» **Problem to solve**: Copy each line holding the string "Ensamblaje".

» **Data listing**:
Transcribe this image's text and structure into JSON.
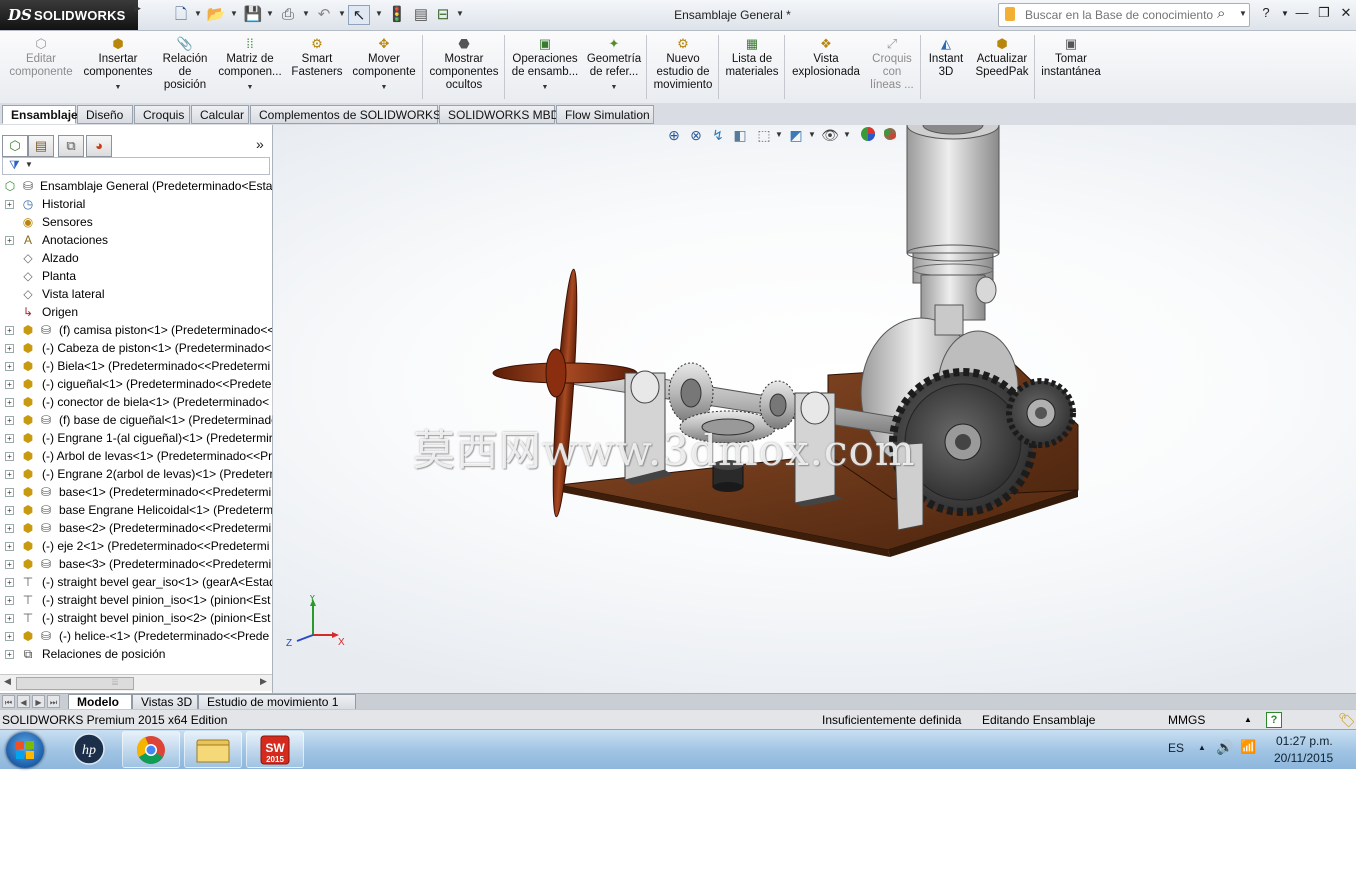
{
  "app": {
    "brand_icon": "DS",
    "brand": "SOLIDWORKS",
    "title": "Ensamblaje  General *",
    "search_placeholder": "Buscar en la Base de conocimiento"
  },
  "quick_access": [
    "new-icon",
    "open-icon",
    "save-icon",
    "print-icon",
    "undo-icon",
    "select-icon",
    "rebuild-icon",
    "file-properties-icon",
    "options-icon"
  ],
  "window_buttons": {
    "help": "?",
    "minimize": "—",
    "restore": "❐",
    "close": "✕"
  },
  "commands": [
    {
      "line1": "Editar",
      "line2": "componente",
      "line3": "",
      "enabled": false
    },
    {
      "line1": "Insertar",
      "line2": "componentes",
      "line3": "",
      "enabled": true
    },
    {
      "line1": "Relación",
      "line2": "de",
      "line3": "posición",
      "enabled": true
    },
    {
      "line1": "Matriz de",
      "line2": "componen...",
      "line3": "",
      "enabled": true
    },
    {
      "line1": "Smart",
      "line2": "Fasteners",
      "line3": "",
      "enabled": true
    },
    {
      "line1": "Mover",
      "line2": "componente",
      "line3": "",
      "enabled": true
    },
    {
      "line1": "Mostrar",
      "line2": "componentes",
      "line3": "ocultos",
      "enabled": true
    },
    {
      "line1": "Operaciones",
      "line2": "de ensamb...",
      "line3": "",
      "enabled": true
    },
    {
      "line1": "Geometría",
      "line2": "de refer...",
      "line3": "",
      "enabled": true
    },
    {
      "line1": "Nuevo",
      "line2": "estudio de",
      "line3": "movimiento",
      "enabled": true
    },
    {
      "line1": "Lista de",
      "line2": "materiales",
      "line3": "",
      "enabled": true
    },
    {
      "line1": "Vista",
      "line2": "explosionada",
      "line3": "",
      "enabled": true
    },
    {
      "line1": "Croquis",
      "line2": "con",
      "line3": "líneas ...",
      "enabled": false
    },
    {
      "line1": "Instant",
      "line2": "3D",
      "line3": "",
      "enabled": true
    },
    {
      "line1": "Actualizar",
      "line2": "SpeedPak",
      "line3": "",
      "enabled": true
    },
    {
      "line1": "Tomar",
      "line2": "instantánea",
      "line3": "",
      "enabled": true
    }
  ],
  "tabs": [
    "Ensamblaje",
    "Diseño",
    "Croquis",
    "Calcular",
    "Complementos de SOLIDWORKS",
    "SOLIDWORKS MBD",
    "Flow Simulation"
  ],
  "tree": [
    {
      "label": "Ensamblaje  General  (Predeterminado<Esta",
      "icon": "assembly-icon"
    },
    {
      "label": "Historial",
      "icon": "history-icon"
    },
    {
      "label": "Sensores",
      "icon": "sensor-icon"
    },
    {
      "label": "Anotaciones",
      "icon": "annotation-icon"
    },
    {
      "label": "Alzado",
      "icon": "plane-icon"
    },
    {
      "label": "Planta",
      "icon": "plane-icon"
    },
    {
      "label": "Vista lateral",
      "icon": "plane-icon"
    },
    {
      "label": "Origen",
      "icon": "origin-icon"
    },
    {
      "label": "(f) camisa piston<1> (Predeterminado<<",
      "icon": "part-icon"
    },
    {
      "label": "(-) Cabeza de piston<1> (Predeterminado<",
      "icon": "part-icon"
    },
    {
      "label": "(-) Biela<1> (Predeterminado<<Predetermi",
      "icon": "part-icon"
    },
    {
      "label": "(-) cigueñal<1> (Predeterminado<<Predete",
      "icon": "part-icon"
    },
    {
      "label": "(-) conector de biela<1> (Predeterminado<",
      "icon": "part-icon"
    },
    {
      "label": "(f) base de cigueñal<1> (Predeterminado",
      "icon": "part-icon"
    },
    {
      "label": "(-) Engrane 1-(al cigueñal)<1> (Predetermir",
      "icon": "part-icon"
    },
    {
      "label": "(-) Arbol de levas<1> (Predeterminado<<Pr",
      "icon": "part-icon"
    },
    {
      "label": "(-) Engrane 2(arbol de levas)<1> (Predeterm",
      "icon": "part-icon"
    },
    {
      "label": "base<1> (Predeterminado<<Predetermi",
      "icon": "part-icon"
    },
    {
      "label": "base Engrane Helicoidal<1> (Predeterm",
      "icon": "part-icon"
    },
    {
      "label": "base<2> (Predeterminado<<Predetermi",
      "icon": "part-icon"
    },
    {
      "label": "(-) eje 2<1> (Predeterminado<<Predetermi",
      "icon": "part-icon"
    },
    {
      "label": "base<3> (Predeterminado<<Predetermi",
      "icon": "part-icon"
    },
    {
      "label": "(-) straight bevel gear_iso<1> (gearA<Estad",
      "icon": "toolbox-part-icon"
    },
    {
      "label": "(-) straight bevel pinion_iso<1> (pinion<Est",
      "icon": "toolbox-part-icon"
    },
    {
      "label": "(-) straight bevel pinion_iso<2> (pinion<Est",
      "icon": "toolbox-part-icon"
    },
    {
      "label": "(-) helice-<1> (Predeterminado<<Prede",
      "icon": "part-icon"
    },
    {
      "label": "Relaciones de posición",
      "icon": "mates-icon"
    }
  ],
  "viewport": {
    "watermark": "莫西网www.3dmox.com",
    "triad": {
      "x": "X",
      "y": "Y",
      "z": "Z"
    }
  },
  "bottom_tabs": [
    "Modelo",
    "Vistas 3D",
    "Estudio de movimiento 1"
  ],
  "status": {
    "edition": "SOLIDWORKS Premium 2015 x64 Edition",
    "definition": "Insuficientemente definida",
    "mode": "Editando Ensamblaje",
    "units": "MMGS"
  },
  "taskbar": {
    "apps": [
      "hp-icon",
      "chrome-icon",
      "explorer-icon",
      "solidworks-icon"
    ],
    "sw_badge": "2015",
    "language": "ES",
    "time": "01:27 p.m.",
    "date": "20/11/2015"
  },
  "colors": {
    "wood": "#6b3518",
    "steel": "#9a9a9a",
    "propeller": "#8b2e10",
    "panel_bg": "#ffffff",
    "taskbar": "#a9c9e6"
  }
}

» **Exercise result**:
    "title": "Ensamblaje  General *",
    "Ensamblaje",
      "label": "Ensamblaje  General  (Predeterminado<Esta",
    "mode": "Editando Ensamblaje",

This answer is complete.